#### [What to produce]
Every record must be repeated exactly, with no omission.
===== Records for this task
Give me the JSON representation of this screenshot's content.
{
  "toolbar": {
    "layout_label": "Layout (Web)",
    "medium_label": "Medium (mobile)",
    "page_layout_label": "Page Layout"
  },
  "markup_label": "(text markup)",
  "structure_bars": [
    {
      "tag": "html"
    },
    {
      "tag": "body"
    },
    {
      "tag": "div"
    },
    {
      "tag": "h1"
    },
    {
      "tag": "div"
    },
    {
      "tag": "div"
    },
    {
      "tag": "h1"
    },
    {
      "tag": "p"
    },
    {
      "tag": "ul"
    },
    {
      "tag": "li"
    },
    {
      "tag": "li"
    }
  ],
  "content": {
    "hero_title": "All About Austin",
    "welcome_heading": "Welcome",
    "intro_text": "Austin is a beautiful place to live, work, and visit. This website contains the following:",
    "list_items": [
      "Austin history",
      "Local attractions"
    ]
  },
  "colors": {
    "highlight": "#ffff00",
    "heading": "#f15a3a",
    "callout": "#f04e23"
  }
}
==========
#### [Answer for the task]
Give me the JSON representation of this screenshot's content.
{
  "toolbar": {
    "layout_label": "Layout (Web)",
    "medium_label": "Medium (mobile)",
    "page_layout_label": "Page Layout"
  },
  "markup_label": "(text markup)",
  "structure_bars": [
    {
      "tag": "html"
    },
    {
      "tag": "body"
    },
    {
      "tag": "div"
    },
    {
      "tag": "h1"
    },
    {
      "tag": "div"
    },
    {
      "tag": "div"
    },
    {
      "tag": "h1"
    },
    {
      "tag": "p"
    },
    {
      "tag": "ul"
    },
    {
      "tag": "li"
    },
    {
      "tag": "li"
    }
  ],
  "content": {
    "hero_title": "All About Austin",
    "welcome_heading": "Welcome",
    "intro_text": "Austin is a beautiful place to live, work, and visit. This website contains the following:",
    "list_items": [
      "Austin history",
      "Local attractions"
    ]
  },
  "colors": {
    "highlight": "#ffff00",
    "heading": "#f15a3a",
    "callout": "#f04e23"
  }
}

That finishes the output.